**PROBLEM TO SOLVE**
Copy the records below, substituting "Tell us about yourself" for every occurrence of "Describe yourself" and changing nothing else.

⟨

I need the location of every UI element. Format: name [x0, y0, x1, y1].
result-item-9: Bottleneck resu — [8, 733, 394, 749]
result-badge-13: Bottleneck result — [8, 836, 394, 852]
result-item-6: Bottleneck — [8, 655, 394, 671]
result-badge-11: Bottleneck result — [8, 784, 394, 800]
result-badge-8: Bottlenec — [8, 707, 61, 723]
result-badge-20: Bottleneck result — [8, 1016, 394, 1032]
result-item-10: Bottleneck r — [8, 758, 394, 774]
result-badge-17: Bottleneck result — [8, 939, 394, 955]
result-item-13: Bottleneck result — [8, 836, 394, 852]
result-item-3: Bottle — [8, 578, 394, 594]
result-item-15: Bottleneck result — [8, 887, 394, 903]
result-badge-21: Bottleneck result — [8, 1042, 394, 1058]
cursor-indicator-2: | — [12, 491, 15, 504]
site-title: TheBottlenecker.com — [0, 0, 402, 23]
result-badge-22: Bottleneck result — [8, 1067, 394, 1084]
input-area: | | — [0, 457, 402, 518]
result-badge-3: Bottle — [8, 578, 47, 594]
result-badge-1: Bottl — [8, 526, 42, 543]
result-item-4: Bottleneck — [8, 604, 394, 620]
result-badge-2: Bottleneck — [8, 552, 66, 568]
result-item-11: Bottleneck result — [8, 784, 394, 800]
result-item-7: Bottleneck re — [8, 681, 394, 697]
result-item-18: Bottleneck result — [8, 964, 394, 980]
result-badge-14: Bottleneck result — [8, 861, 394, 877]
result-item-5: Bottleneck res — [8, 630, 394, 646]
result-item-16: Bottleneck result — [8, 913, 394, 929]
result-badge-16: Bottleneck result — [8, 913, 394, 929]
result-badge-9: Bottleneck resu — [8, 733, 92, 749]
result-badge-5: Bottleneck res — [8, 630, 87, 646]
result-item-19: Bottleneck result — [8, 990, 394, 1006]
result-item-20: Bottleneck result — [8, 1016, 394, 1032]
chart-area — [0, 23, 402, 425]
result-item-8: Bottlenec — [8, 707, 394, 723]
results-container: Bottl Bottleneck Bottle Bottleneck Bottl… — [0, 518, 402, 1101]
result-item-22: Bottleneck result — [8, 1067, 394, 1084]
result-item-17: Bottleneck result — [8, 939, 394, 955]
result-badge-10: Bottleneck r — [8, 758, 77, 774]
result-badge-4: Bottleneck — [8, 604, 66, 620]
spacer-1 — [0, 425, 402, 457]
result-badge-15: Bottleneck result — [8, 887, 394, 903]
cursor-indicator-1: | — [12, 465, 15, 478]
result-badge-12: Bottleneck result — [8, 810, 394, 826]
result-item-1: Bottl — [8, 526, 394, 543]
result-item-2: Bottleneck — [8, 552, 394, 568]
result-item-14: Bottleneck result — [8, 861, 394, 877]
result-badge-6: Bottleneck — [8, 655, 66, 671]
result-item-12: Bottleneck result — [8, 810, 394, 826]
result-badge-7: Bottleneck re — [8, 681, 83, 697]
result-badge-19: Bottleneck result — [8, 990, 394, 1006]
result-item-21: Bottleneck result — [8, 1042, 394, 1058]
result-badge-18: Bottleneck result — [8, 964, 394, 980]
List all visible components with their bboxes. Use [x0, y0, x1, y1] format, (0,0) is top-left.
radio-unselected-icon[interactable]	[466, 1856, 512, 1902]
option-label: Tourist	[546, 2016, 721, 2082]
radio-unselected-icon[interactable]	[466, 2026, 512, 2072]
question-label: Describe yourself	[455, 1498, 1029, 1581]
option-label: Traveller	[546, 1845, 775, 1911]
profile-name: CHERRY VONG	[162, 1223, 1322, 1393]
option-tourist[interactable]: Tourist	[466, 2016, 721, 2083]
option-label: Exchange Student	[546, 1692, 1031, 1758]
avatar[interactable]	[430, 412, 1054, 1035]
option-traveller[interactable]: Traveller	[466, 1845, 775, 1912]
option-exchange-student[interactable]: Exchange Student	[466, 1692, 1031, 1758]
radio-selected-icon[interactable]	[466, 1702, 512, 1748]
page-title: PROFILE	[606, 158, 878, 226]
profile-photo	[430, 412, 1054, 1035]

⟩

**TASK SOLUTION**
I need the location of every UI element. Format: name [x0, y0, x1, y1].
result-item-9: Bottleneck resu — [8, 733, 394, 749]
result-badge-13: Bottleneck result — [8, 836, 394, 852]
result-item-6: Bottleneck — [8, 655, 394, 671]
result-badge-11: Bottleneck result — [8, 784, 394, 800]
result-badge-8: Bottlenec — [8, 707, 61, 723]
result-badge-20: Bottleneck result — [8, 1016, 394, 1032]
result-item-10: Bottleneck r — [8, 758, 394, 774]
result-badge-17: Bottleneck result — [8, 939, 394, 955]
result-item-13: Bottleneck result — [8, 836, 394, 852]
result-item-3: Bottle — [8, 578, 394, 594]
result-item-15: Bottleneck result — [8, 887, 394, 903]
result-badge-21: Bottleneck result — [8, 1042, 394, 1058]
cursor-indicator-2: | — [12, 491, 15, 504]
site-title: TheBottlenecker.com — [0, 0, 402, 23]
result-badge-22: Bottleneck result — [8, 1067, 394, 1084]
input-area: | | — [0, 457, 402, 518]
result-badge-3: Bottle — [8, 578, 47, 594]
result-badge-1: Bottl — [8, 526, 42, 543]
result-item-4: Bottleneck — [8, 604, 394, 620]
result-badge-2: Bottleneck — [8, 552, 66, 568]
result-item-11: Bottleneck result — [8, 784, 394, 800]
result-item-7: Bottleneck re — [8, 681, 394, 697]
result-item-18: Bottleneck result — [8, 964, 394, 980]
result-badge-14: Bottleneck result — [8, 861, 394, 877]
result-item-5: Bottleneck res — [8, 630, 394, 646]
result-item-16: Bottleneck result — [8, 913, 394, 929]
result-badge-16: Bottleneck result — [8, 913, 394, 929]
result-badge-9: Bottleneck resu — [8, 733, 92, 749]
result-badge-5: Bottleneck res — [8, 630, 87, 646]
result-item-19: Bottleneck result — [8, 990, 394, 1006]
result-item-20: Bottleneck result — [8, 1016, 394, 1032]
chart-area — [0, 23, 402, 425]
result-item-8: Bottlenec — [8, 707, 394, 723]
results-container: Bottl Bottleneck Bottle Bottleneck Bottl… — [0, 518, 402, 1101]
result-item-22: Bottleneck result — [8, 1067, 394, 1084]
result-item-17: Bottleneck result — [8, 939, 394, 955]
result-badge-10: Bottleneck r — [8, 758, 77, 774]
result-badge-4: Bottleneck — [8, 604, 66, 620]
spacer-1 — [0, 425, 402, 457]
result-badge-15: Bottleneck result — [8, 887, 394, 903]
cursor-indicator-1: | — [12, 465, 15, 478]
result-badge-12: Bottleneck result — [8, 810, 394, 826]
result-item-1: Bottl — [8, 526, 394, 543]
result-item-2: Bottleneck — [8, 552, 394, 568]
result-item-14: Bottleneck result — [8, 861, 394, 877]
result-badge-6: Bottleneck — [8, 655, 66, 671]
result-item-12: Bottleneck result — [8, 810, 394, 826]
result-badge-7: Bottleneck re — [8, 681, 83, 697]
result-badge-19: Bottleneck result — [8, 990, 394, 1006]
result-item-21: Bottleneck result — [8, 1042, 394, 1058]
result-badge-18: Bottleneck result — [8, 964, 394, 980]
List all visible components with their bboxes. Use [x0, y0, x1, y1] format, (0,0) is top-left.
radio-unselected-icon[interactable]	[466, 1856, 512, 1902]
option-label: Tourist	[546, 2016, 721, 2082]
radio-unselected-icon[interactable]	[466, 2026, 512, 2072]
question-label: Tell us about yourself	[455, 1498, 1029, 1581]
option-label: Traveller	[546, 1845, 775, 1911]
profile-name: CHERRY VONG	[162, 1223, 1322, 1393]
option-tourist[interactable]: Tourist	[466, 2016, 721, 2083]
option-label: Exchange Student	[546, 1692, 1031, 1758]
avatar[interactable]	[430, 412, 1054, 1035]
option-traveller[interactable]: Traveller	[466, 1845, 775, 1912]
option-exchange-student[interactable]: Exchange Student	[466, 1692, 1031, 1758]
radio-selected-icon[interactable]	[466, 1702, 512, 1748]
page-title: PROFILE	[606, 158, 878, 226]
profile-photo	[430, 412, 1054, 1035]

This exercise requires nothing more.